[Collected data entries]
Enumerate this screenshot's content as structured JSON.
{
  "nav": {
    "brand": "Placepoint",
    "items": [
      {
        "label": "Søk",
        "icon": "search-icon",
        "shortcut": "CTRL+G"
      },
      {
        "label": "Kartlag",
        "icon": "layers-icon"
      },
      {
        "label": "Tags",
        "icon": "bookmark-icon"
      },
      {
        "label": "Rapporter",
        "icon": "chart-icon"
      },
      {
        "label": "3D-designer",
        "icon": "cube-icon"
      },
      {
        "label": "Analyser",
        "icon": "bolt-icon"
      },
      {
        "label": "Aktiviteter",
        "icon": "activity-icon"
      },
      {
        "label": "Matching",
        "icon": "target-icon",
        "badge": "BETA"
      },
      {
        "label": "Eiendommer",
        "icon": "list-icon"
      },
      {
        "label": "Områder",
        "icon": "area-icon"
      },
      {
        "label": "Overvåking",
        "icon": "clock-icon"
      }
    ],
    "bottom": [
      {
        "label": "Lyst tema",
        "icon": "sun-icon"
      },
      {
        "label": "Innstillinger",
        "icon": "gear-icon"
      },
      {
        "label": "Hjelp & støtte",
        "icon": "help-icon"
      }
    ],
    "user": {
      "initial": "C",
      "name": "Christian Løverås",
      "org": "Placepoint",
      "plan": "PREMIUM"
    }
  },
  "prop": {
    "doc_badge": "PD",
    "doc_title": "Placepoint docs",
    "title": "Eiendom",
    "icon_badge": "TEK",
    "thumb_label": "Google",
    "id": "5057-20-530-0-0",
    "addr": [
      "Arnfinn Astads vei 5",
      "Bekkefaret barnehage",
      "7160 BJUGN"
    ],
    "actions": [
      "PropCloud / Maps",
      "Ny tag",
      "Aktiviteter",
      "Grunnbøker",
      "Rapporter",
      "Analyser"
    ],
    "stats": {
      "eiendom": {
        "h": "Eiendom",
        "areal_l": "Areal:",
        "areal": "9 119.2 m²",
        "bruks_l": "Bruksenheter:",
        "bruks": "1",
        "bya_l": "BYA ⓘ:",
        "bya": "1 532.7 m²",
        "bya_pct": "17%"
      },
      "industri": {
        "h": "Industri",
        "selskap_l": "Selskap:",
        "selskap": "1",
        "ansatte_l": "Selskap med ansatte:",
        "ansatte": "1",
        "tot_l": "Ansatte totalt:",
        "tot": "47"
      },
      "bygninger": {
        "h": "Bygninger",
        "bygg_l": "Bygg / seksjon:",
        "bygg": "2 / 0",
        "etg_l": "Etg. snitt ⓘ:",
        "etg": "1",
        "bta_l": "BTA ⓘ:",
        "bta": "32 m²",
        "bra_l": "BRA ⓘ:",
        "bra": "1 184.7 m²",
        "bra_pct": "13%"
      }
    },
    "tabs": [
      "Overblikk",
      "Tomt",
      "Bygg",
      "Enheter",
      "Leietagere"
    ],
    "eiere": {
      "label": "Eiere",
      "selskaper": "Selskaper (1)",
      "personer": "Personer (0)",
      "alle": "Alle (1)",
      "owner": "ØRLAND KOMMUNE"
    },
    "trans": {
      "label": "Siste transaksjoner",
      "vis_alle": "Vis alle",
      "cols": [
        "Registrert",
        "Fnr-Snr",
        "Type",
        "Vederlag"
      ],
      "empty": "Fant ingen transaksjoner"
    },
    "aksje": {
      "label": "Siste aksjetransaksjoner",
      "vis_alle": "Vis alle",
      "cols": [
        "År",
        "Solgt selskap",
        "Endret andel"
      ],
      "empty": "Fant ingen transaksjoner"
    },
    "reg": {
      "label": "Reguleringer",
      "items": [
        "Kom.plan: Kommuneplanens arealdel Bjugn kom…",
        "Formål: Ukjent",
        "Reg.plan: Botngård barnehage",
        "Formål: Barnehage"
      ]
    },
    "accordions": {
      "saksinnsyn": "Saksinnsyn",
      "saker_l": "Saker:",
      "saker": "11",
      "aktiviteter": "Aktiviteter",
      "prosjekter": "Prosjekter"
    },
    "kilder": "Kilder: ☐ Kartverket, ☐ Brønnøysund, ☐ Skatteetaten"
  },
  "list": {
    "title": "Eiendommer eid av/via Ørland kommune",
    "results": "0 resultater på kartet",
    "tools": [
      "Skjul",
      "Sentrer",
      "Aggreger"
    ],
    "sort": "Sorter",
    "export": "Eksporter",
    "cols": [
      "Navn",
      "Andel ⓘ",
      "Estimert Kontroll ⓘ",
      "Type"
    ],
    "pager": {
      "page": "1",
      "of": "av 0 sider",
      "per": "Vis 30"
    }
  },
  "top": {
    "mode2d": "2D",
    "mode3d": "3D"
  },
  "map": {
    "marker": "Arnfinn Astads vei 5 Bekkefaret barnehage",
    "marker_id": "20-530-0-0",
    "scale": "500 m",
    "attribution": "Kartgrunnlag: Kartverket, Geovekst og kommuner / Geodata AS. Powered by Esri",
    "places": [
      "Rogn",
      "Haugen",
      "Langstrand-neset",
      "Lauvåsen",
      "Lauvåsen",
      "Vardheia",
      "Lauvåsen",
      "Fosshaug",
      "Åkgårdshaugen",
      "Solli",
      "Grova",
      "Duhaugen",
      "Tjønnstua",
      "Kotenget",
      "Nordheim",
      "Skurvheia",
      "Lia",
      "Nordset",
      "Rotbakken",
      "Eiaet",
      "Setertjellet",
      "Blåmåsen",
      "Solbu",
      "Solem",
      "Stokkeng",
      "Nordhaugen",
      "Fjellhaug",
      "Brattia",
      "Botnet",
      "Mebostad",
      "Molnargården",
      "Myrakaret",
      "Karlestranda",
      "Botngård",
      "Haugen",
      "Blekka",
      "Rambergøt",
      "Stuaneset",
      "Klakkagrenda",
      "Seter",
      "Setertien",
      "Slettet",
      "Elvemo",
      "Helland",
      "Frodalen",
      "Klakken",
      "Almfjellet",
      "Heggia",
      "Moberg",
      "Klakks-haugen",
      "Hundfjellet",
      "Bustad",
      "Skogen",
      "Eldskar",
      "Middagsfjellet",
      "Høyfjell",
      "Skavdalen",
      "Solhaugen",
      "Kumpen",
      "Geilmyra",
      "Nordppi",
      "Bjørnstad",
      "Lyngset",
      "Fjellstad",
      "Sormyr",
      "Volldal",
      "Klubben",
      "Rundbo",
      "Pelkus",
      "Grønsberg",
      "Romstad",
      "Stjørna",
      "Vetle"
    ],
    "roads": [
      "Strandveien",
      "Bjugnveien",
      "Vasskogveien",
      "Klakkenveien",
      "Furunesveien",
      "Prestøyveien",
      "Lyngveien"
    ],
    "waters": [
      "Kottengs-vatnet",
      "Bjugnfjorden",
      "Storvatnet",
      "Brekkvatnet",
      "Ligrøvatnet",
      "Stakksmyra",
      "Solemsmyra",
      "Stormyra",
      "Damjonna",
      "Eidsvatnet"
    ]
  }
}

OBJECTIVE:
Your task is to repeat each line of the material exactly.

RESPONSE BELOW:
Enumerate this screenshot's content as structured JSON.
{
  "nav": {
    "brand": "Placepoint",
    "items": [
      {
        "label": "Søk",
        "icon": "search-icon",
        "shortcut": "CTRL+G"
      },
      {
        "label": "Kartlag",
        "icon": "layers-icon"
      },
      {
        "label": "Tags",
        "icon": "bookmark-icon"
      },
      {
        "label": "Rapporter",
        "icon": "chart-icon"
      },
      {
        "label": "3D-designer",
        "icon": "cube-icon"
      },
      {
        "label": "Analyser",
        "icon": "bolt-icon"
      },
      {
        "label": "Aktiviteter",
        "icon": "activity-icon"
      },
      {
        "label": "Matching",
        "icon": "target-icon",
        "badge": "BETA"
      },
      {
        "label": "Eiendommer",
        "icon": "list-icon"
      },
      {
        "label": "Områder",
        "icon": "area-icon"
      },
      {
        "label": "Overvåking",
        "icon": "clock-icon"
      }
    ],
    "bottom": [
      {
        "label": "Lyst tema",
        "icon": "sun-icon"
      },
      {
        "label": "Innstillinger",
        "icon": "gear-icon"
      },
      {
        "label": "Hjelp & støtte",
        "icon": "help-icon"
      }
    ],
    "user": {
      "initial": "C",
      "name": "Christian Løverås",
      "org": "Placepoint",
      "plan": "PREMIUM"
    }
  },
  "prop": {
    "doc_badge": "PD",
    "doc_title": "Placepoint docs",
    "title": "Eiendom",
    "icon_badge": "TEK",
    "thumb_label": "Google",
    "id": "5057-20-530-0-0",
    "addr": [
      "Arnfinn Astads vei 5",
      "Bekkefaret barnehage",
      "7160 BJUGN"
    ],
    "actions": [
      "PropCloud / Maps",
      "Ny tag",
      "Aktiviteter",
      "Grunnbøker",
      "Rapporter",
      "Analyser"
    ],
    "stats": {
      "eiendom": {
        "h": "Eiendom",
        "areal_l": "Areal:",
        "areal": "9 119.2 m²",
        "bruks_l": "Bruksenheter:",
        "bruks": "1",
        "bya_l": "BYA ⓘ:",
        "bya": "1 532.7 m²",
        "bya_pct": "17%"
      },
      "industri": {
        "h": "Industri",
        "selskap_l": "Selskap:",
        "selskap": "1",
        "ansatte_l": "Selskap med ansatte:",
        "ansatte": "1",
        "tot_l": "Ansatte totalt:",
        "tot": "47"
      },
      "bygninger": {
        "h": "Bygninger",
        "bygg_l": "Bygg / seksjon:",
        "bygg": "2 / 0",
        "etg_l": "Etg. snitt ⓘ:",
        "etg": "1",
        "bta_l": "BTA ⓘ:",
        "bta": "32 m²",
        "bra_l": "BRA ⓘ:",
        "bra": "1 184.7 m²",
        "bra_pct": "13%"
      }
    },
    "tabs": [
      "Overblikk",
      "Tomt",
      "Bygg",
      "Enheter",
      "Leietagere"
    ],
    "eiere": {
      "label": "Eiere",
      "selskaper": "Selskaper (1)",
      "personer": "Personer (0)",
      "alle": "Alle (1)",
      "owner": "ØRLAND KOMMUNE"
    },
    "trans": {
      "label": "Siste transaksjoner",
      "vis_alle": "Vis alle",
      "cols": [
        "Registrert",
        "Fnr-Snr",
        "Type",
        "Vederlag"
      ],
      "empty": "Fant ingen transaksjoner"
    },
    "aksje": {
      "label": "Siste aksjetransaksjoner",
      "vis_alle": "Vis alle",
      "cols": [
        "År",
        "Solgt selskap",
        "Endret andel"
      ],
      "empty": "Fant ingen transaksjoner"
    },
    "reg": {
      "label": "Reguleringer",
      "items": [
        "Kom.plan: Kommuneplanens arealdel Bjugn kom…",
        "Formål: Ukjent",
        "Reg.plan: Botngård barnehage",
        "Formål: Barnehage"
      ]
    },
    "accordions": {
      "saksinnsyn": "Saksinnsyn",
      "saker_l": "Saker:",
      "saker": "11",
      "aktiviteter": "Aktiviteter",
      "prosjekter": "Prosjekter"
    },
    "kilder": "Kilder: ☐ Kartverket, ☐ Brønnøysund, ☐ Skatteetaten"
  },
  "list": {
    "title": "Eiendommer eid av/via Ørland kommune",
    "results": "0 resultater på kartet",
    "tools": [
      "Skjul",
      "Sentrer",
      "Aggreger"
    ],
    "sort": "Sorter",
    "export": "Eksporter",
    "cols": [
      "Navn",
      "Andel ⓘ",
      "Estimert Kontroll ⓘ",
      "Type"
    ],
    "pager": {
      "page": "1",
      "of": "av 0 sider",
      "per": "Vis 30"
    }
  },
  "top": {
    "mode2d": "2D",
    "mode3d": "3D"
  },
  "map": {
    "marker": "Arnfinn Astads vei 5 Bekkefaret barnehage",
    "marker_id": "20-530-0-0",
    "scale": "500 m",
    "attribution": "Kartgrunnlag: Kartverket, Geovekst og kommuner / Geodata AS. Powered by Esri",
    "places": [
      "Rogn",
      "Haugen",
      "Langstrand-neset",
      "Lauvåsen",
      "Lauvåsen",
      "Vardheia",
      "Lauvåsen",
      "Fosshaug",
      "Åkgårdshaugen",
      "Solli",
      "Grova",
      "Duhaugen",
      "Tjønnstua",
      "Kotenget",
      "Nordheim",
      "Skurvheia",
      "Lia",
      "Nordset",
      "Rotbakken",
      "Eiaet",
      "Setertjellet",
      "Blåmåsen",
      "Solbu",
      "Solem",
      "Stokkeng",
      "Nordhaugen",
      "Fjellhaug",
      "Brattia",
      "Botnet",
      "Mebostad",
      "Molnargården",
      "Myrakaret",
      "Karlestranda",
      "Botngård",
      "Haugen",
      "Blekka",
      "Rambergøt",
      "Stuaneset",
      "Klakkagrenda",
      "Seter",
      "Setertien",
      "Slettet",
      "Elvemo",
      "Helland",
      "Frodalen",
      "Klakken",
      "Almfjellet",
      "Heggia",
      "Moberg",
      "Klakks-haugen",
      "Hundfjellet",
      "Bustad",
      "Skogen",
      "Eldskar",
      "Middagsfjellet",
      "Høyfjell",
      "Skavdalen",
      "Solhaugen",
      "Kumpen",
      "Geilmyra",
      "Nordppi",
      "Bjørnstad",
      "Lyngset",
      "Fjellstad",
      "Sormyr",
      "Volldal",
      "Klubben",
      "Rundbo",
      "Pelkus",
      "Grønsberg",
      "Romstad",
      "Stjørna",
      "Vetle"
    ],
    "roads": [
      "Strandveien",
      "Bjugnveien",
      "Vasskogveien",
      "Klakkenveien",
      "Furunesveien",
      "Prestøyveien",
      "Lyngveien"
    ],
    "waters": [
      "Kottengs-vatnet",
      "Bjugnfjorden",
      "Storvatnet",
      "Brekkvatnet",
      "Ligrøvatnet",
      "Stakksmyra",
      "Solemsmyra",
      "Stormyra",
      "Damjonna",
      "Eidsvatnet"
    ]
  }
}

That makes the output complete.